DATASET ROWS.
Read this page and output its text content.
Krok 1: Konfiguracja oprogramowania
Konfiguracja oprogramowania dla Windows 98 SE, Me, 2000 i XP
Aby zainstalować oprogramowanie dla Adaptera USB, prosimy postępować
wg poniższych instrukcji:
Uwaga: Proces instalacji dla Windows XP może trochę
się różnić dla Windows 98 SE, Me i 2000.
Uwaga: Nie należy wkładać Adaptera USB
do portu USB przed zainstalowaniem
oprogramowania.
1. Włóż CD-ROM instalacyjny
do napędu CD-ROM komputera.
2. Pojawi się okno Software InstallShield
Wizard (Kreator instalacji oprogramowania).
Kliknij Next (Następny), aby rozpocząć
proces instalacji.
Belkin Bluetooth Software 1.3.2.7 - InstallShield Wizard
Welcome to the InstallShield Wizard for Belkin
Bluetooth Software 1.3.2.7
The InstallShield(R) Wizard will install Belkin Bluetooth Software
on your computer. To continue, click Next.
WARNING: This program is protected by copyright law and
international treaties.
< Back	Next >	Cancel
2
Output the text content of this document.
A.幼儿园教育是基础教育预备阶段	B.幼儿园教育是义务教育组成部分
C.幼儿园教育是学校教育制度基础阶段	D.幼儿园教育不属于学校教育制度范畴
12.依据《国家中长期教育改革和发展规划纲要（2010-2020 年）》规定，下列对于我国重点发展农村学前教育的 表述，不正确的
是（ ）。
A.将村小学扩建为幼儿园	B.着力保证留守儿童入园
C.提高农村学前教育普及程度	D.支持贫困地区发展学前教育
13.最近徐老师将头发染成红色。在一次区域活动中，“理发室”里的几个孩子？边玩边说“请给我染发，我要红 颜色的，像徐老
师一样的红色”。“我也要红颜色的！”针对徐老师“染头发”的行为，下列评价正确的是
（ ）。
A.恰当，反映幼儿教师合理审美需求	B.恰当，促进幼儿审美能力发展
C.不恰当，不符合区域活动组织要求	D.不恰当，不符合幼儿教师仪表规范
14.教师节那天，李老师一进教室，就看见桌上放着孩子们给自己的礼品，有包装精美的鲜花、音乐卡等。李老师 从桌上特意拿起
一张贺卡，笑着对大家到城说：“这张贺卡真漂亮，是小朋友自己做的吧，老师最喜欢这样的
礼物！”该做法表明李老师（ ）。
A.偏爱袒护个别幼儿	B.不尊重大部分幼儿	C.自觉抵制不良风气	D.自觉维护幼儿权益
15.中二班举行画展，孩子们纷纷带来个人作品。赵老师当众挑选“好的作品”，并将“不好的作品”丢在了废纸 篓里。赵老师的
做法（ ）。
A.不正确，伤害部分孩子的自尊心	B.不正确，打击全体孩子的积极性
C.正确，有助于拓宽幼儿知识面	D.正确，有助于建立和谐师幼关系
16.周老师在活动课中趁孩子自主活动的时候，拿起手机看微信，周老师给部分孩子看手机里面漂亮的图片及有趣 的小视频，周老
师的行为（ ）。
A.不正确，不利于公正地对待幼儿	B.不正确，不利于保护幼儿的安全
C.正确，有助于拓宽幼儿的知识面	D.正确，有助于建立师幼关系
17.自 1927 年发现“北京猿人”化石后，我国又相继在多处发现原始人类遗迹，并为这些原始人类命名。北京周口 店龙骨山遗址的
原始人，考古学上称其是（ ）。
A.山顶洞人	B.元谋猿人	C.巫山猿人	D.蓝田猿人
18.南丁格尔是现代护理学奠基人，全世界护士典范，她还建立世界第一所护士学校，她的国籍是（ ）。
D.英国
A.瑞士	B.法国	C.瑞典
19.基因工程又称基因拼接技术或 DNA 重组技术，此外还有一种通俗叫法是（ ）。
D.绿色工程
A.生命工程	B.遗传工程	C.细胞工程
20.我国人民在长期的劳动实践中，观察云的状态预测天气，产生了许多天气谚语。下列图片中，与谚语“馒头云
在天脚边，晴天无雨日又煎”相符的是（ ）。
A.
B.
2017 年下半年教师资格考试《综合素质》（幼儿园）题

AIM. From the material above, gather all lines that include the string "Wizard" and copy them.

RESPONSE BELOW.
Wizard (Kreator instalacji oprogramowania).
Belkin Bluetooth Software 1.3.2.7 - InstallShield Wizard
Welcome to the InstallShield Wizard for Belkin
The InstallShield(R) Wizard will install Belkin Bluetooth Software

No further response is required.